# What you will do
In your copy, leave out the pictures; write out all the data exactly.

# Records for this task

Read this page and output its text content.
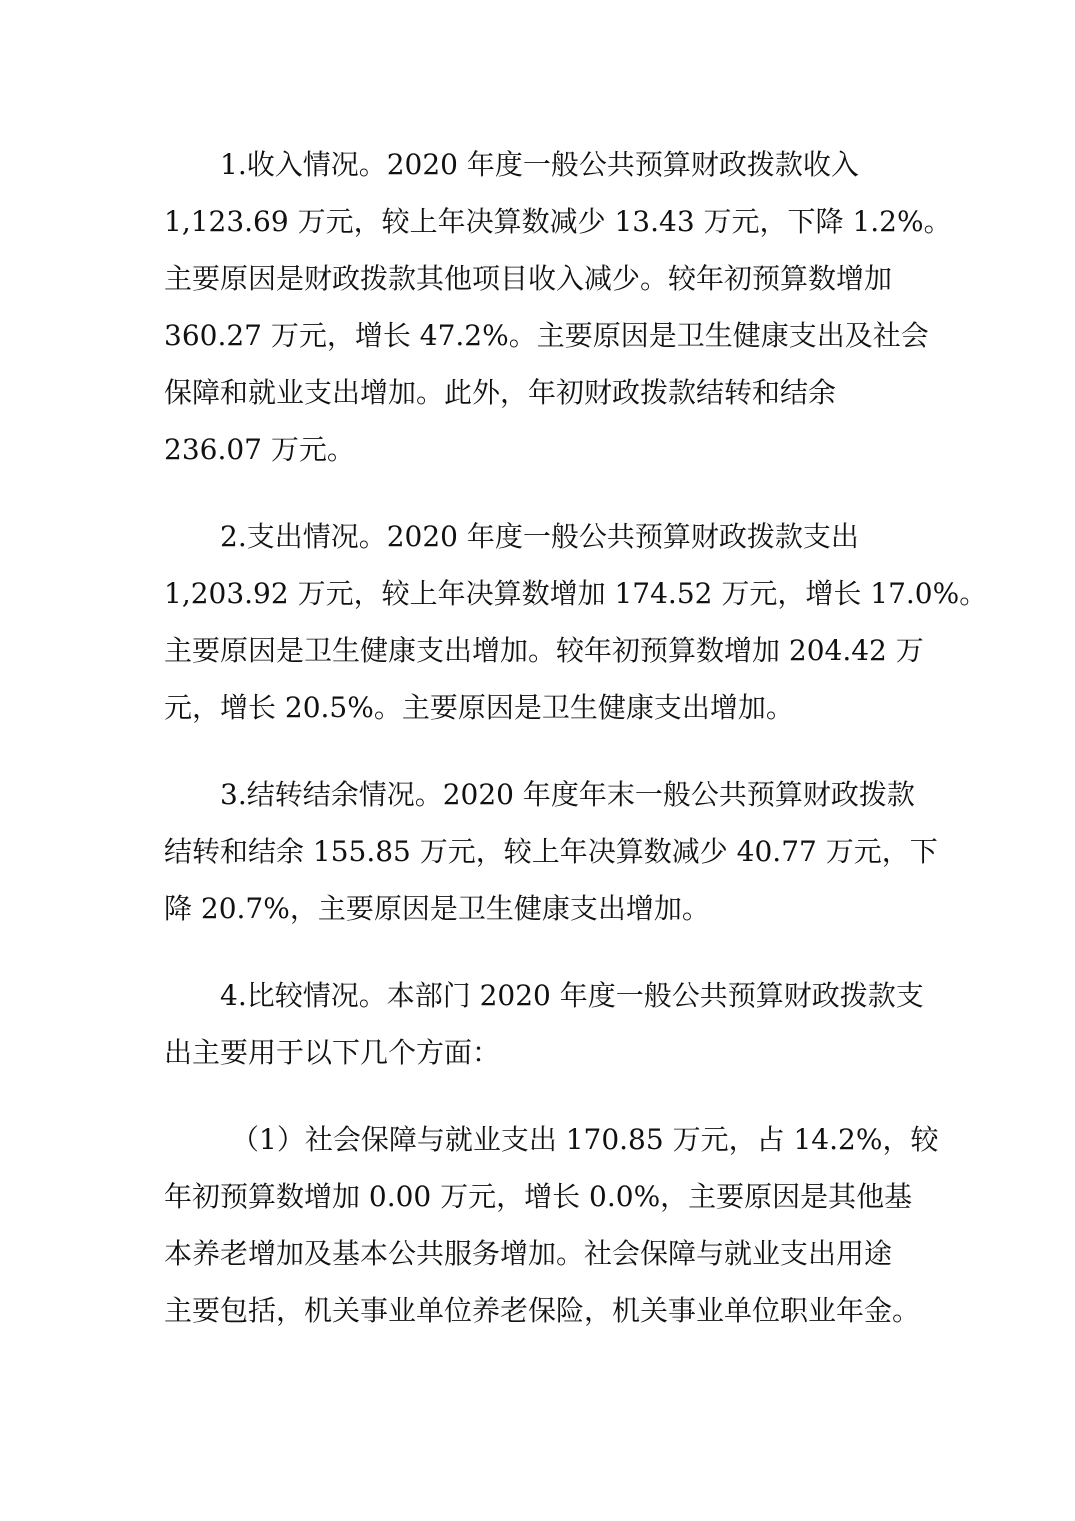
1.收入情况。2020 年度一般公共预算财政拨款收入
1,123.69 万元，较上年决算数减少 13.43 万元，下降 1.2%。
主要原因是财政拨款其他项目收入减少。较年初预算数增加
360.27 万元，增长 47.2%。主要原因是卫生健康支出及社会
保障和就业支出增加。此外，年初财政拨款结转和结余
236.07 万元。
2.支出情况。2020 年度一般公共预算财政拨款支出
1,203.92 万元，较上年决算数增加 174.52 万元，增长 17.0%。
主要原因是卫生健康支出增加。较年初预算数增加 204.42 万
元，增长 20.5%。主要原因是卫生健康支出增加。
3.结转结余情况。2020 年度年末一般公共预算财政拨款
结转和结余 155.85 万元，较上年决算数减少 40.77 万元，下
降 20.7%，主要原因是卫生健康支出增加。
4.比较情况。本部门 2020 年度一般公共预算财政拨款支
出主要用于以下几个方面：
（1）社会保障与就业支出 170.85 万元，占 14.2%，较
年初预算数增加 0.00 万元，增长 0.0%，主要原因是其他基
本养老增加及基本公共服务增加。社会保障与就业支出用途
主要包括，机关事业单位养老保险，机关事业单位职业年金。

# Solution below
Read this page and output its text content.
1.收入情况。2020 年度一般公共预算财政拨款收入
1,123.69 万元，较上年决算数减少 13.43 万元，下降 1.2%。
主要原因是财政拨款其他项目收入减少。较年初预算数增加
360.27 万元，增长 47.2%。主要原因是卫生健康支出及社会
保障和就业支出增加。此外，年初财政拨款结转和结余
236.07 万元。
2.支出情况。2020 年度一般公共预算财政拨款支出
1,203.92 万元，较上年决算数增加 174.52 万元，增长 17.0%。
主要原因是卫生健康支出增加。较年初预算数增加 204.42 万
元，增长 20.5%。主要原因是卫生健康支出增加。
3.结转结余情况。2020 年度年末一般公共预算财政拨款
结转和结余 155.85 万元，较上年决算数减少 40.77 万元，下
降 20.7%，主要原因是卫生健康支出增加。
4.比较情况。本部门 2020 年度一般公共预算财政拨款支
出主要用于以下几个方面：
（1）社会保障与就业支出 170.85 万元，占 14.2%，较
年初预算数增加 0.00 万元，增长 0.0%，主要原因是其他基
本养老增加及基本公共服务增加。社会保障与就业支出用途
主要包括，机关事业单位养老保险，机关事业单位职业年金。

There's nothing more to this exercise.